Job:
Can you transcribe the data exactly? Leave the pictures out.

Task inputs:
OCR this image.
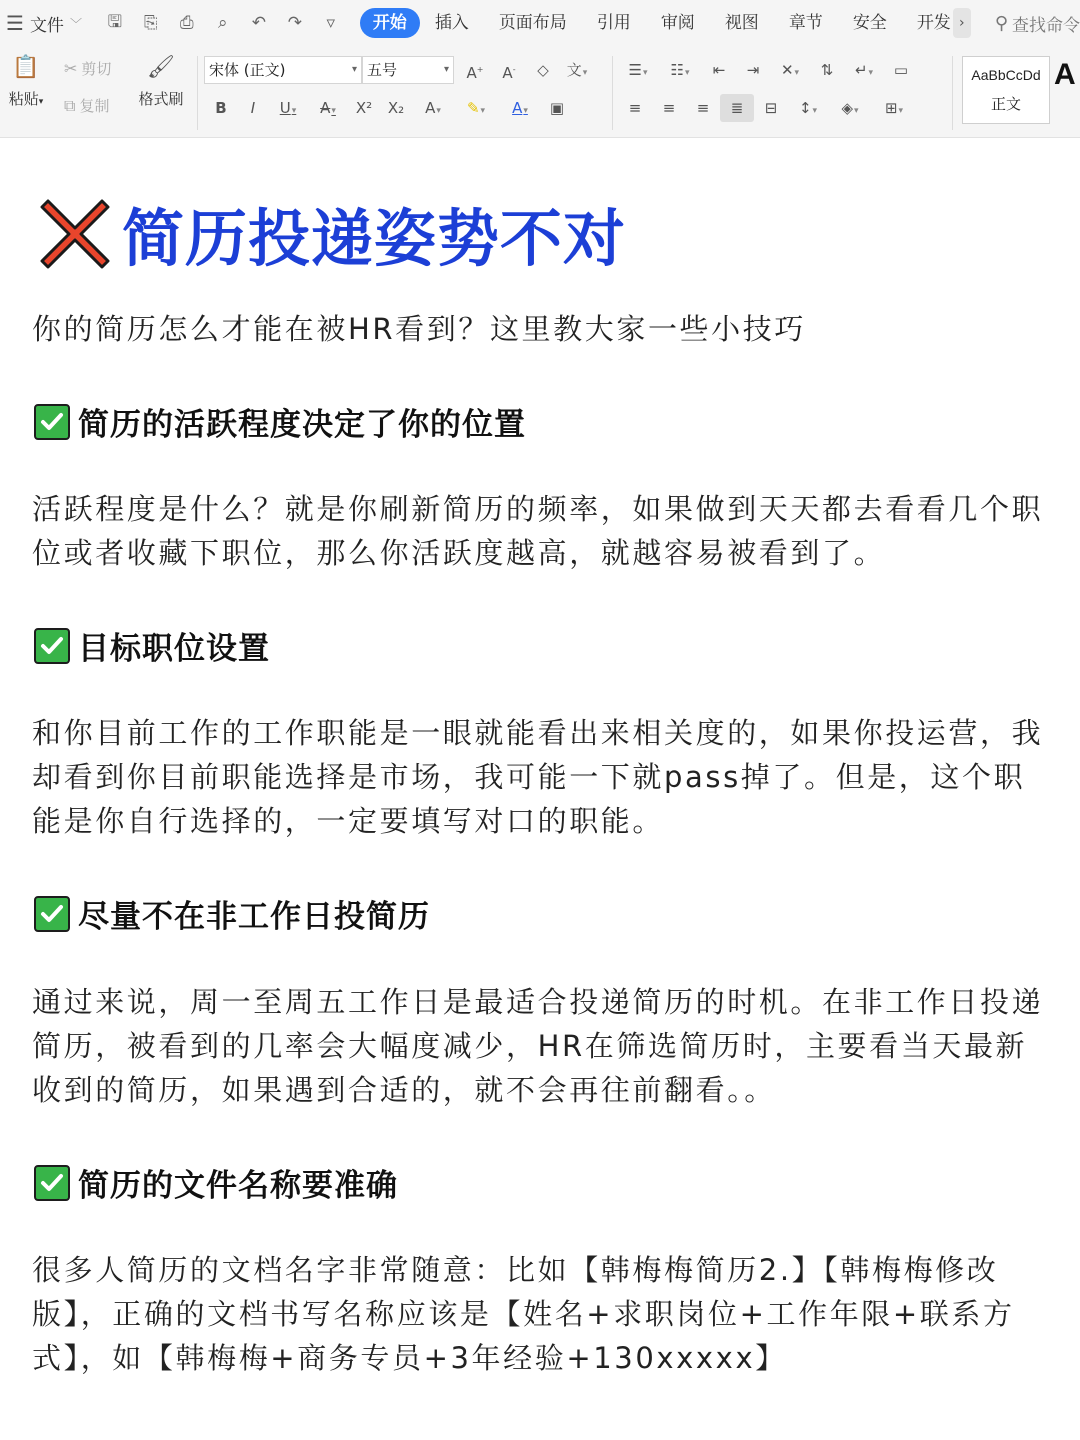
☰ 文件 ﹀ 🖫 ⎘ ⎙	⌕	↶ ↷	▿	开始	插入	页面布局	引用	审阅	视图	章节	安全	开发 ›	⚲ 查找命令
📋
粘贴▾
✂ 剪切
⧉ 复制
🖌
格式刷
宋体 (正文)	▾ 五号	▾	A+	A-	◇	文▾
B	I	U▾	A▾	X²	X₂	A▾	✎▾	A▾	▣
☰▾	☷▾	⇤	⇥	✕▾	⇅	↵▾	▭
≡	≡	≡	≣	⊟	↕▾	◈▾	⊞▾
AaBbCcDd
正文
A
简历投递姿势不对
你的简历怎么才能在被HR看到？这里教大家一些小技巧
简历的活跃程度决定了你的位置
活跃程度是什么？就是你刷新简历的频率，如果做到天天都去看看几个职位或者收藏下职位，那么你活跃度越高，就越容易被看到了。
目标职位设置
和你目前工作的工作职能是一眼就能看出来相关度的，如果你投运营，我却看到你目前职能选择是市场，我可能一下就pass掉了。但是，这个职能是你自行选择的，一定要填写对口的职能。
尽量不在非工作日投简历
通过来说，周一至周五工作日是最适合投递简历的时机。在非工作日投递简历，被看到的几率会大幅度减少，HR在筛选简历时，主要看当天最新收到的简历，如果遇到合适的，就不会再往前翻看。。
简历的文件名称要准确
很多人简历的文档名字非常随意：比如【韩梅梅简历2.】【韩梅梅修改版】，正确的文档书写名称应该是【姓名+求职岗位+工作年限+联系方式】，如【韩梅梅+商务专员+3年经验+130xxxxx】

Response to this exercise:
OCR this image.
☰ 文件 ﹀ 🖫 ⎘ ⎙	⌕	↶ ↷	▿	开始	插入	页面布局	引用	审阅	视图	章节	安全	开发 ›	⚲ 查找命令
📋
粘贴▾
✂ 剪切
⧉ 复制
🖌
格式刷
宋体 (正文)	▾ 五号	▾	A+	A-	◇	文▾
B	I	U▾	A▾	X²	X₂	A▾	✎▾	A▾	▣
☰▾	☷▾	⇤	⇥	✕▾	⇅	↵▾	▭
≡	≡	≡	≣	⊟	↕▾	◈▾	⊞▾
AaBbCcDd
正文
A
简历投递姿势不对
你的简历怎么才能在被HR看到？这里教大家一些小技巧
简历的活跃程度决定了你的位置
活跃程度是什么？就是你刷新简历的频率，如果做到天天都去看看几个职位或者收藏下职位，那么你活跃度越高，就越容易被看到了。
目标职位设置
和你目前工作的工作职能是一眼就能看出来相关度的，如果你投运营，我却看到你目前职能选择是市场，我可能一下就pass掉了。但是，这个职能是你自行选择的，一定要填写对口的职能。
尽量不在非工作日投简历
通过来说，周一至周五工作日是最适合投递简历的时机。在非工作日投递简历，被看到的几率会大幅度减少，HR在筛选简历时，主要看当天最新收到的简历，如果遇到合适的，就不会再往前翻看。。
简历的文件名称要准确
很多人简历的文档名字非常随意：比如【韩梅梅简历2.】【韩梅梅修改版】，正确的文档书写名称应该是【姓名+求职岗位+工作年限+联系方式】，如【韩梅梅+商务专员+3年经验+130xxxxx】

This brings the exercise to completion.